# Requirements:
Copy each line where the word "text" occurs.

Records from a collection
[Begin]
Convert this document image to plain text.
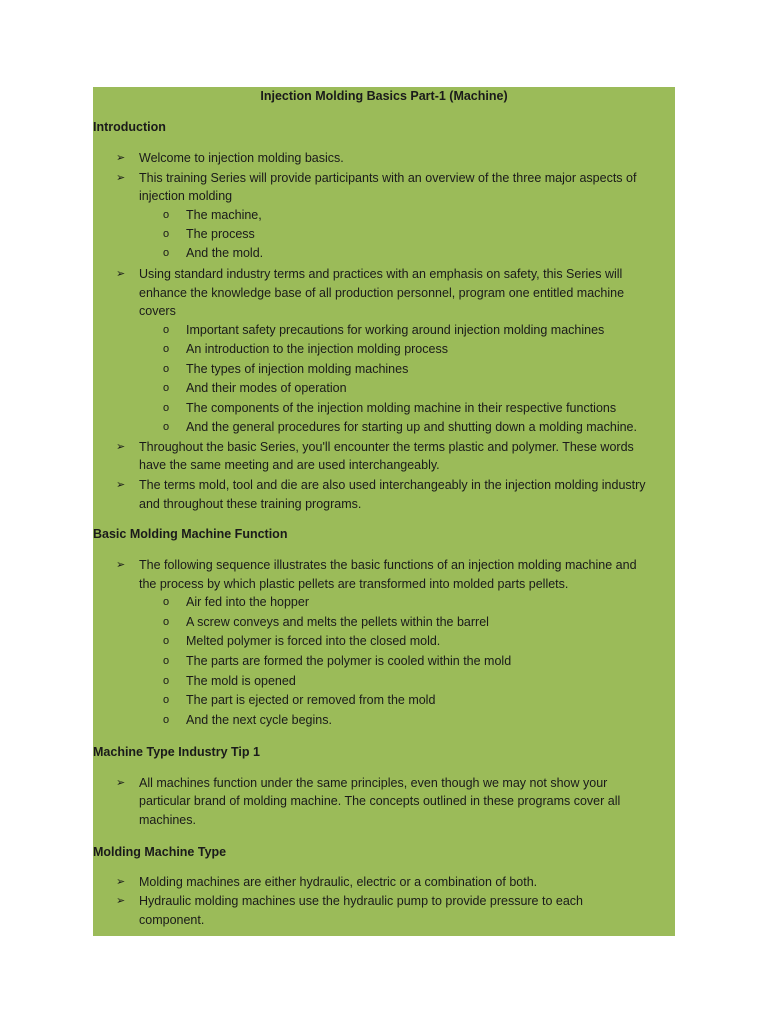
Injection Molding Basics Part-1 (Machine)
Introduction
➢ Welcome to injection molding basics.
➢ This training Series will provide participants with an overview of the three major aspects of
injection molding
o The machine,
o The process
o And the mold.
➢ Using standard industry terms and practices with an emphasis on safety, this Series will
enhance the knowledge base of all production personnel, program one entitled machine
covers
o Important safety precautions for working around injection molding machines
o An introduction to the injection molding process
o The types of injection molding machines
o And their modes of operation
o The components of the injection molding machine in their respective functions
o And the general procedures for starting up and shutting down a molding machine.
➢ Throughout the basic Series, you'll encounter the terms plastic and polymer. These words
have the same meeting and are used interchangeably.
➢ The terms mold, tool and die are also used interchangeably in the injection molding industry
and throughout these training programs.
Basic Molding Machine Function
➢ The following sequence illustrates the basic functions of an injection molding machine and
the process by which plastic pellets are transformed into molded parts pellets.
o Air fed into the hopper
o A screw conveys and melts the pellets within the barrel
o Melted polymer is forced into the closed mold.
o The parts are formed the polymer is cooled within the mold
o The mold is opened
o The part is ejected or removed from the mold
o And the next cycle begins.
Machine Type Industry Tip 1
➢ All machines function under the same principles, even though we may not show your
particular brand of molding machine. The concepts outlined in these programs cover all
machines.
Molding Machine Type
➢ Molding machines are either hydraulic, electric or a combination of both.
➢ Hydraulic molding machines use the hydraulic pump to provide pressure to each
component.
[End]
[Begin]
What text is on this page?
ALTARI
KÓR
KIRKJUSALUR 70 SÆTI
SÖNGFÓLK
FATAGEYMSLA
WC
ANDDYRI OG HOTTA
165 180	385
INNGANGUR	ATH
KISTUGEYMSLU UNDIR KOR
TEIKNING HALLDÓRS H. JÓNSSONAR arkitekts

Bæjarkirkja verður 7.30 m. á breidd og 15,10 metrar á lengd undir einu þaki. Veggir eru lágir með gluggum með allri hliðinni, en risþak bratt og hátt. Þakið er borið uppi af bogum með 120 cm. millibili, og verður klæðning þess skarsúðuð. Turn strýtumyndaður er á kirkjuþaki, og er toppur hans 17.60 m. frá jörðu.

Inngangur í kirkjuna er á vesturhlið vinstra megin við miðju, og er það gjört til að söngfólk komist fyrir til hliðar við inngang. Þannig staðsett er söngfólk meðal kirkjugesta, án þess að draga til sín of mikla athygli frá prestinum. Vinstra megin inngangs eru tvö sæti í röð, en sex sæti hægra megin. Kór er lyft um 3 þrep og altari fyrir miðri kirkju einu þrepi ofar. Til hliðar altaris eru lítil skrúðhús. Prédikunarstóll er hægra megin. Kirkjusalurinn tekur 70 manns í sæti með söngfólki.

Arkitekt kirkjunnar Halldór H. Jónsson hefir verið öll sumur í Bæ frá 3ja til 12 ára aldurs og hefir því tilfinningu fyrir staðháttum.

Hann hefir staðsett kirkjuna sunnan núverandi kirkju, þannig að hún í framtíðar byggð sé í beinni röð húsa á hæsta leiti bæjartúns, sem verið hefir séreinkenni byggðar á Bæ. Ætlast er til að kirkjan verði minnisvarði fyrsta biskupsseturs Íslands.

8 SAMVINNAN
[End]
# Complete answer:
Convert this document image to plain text.
What text is on this page?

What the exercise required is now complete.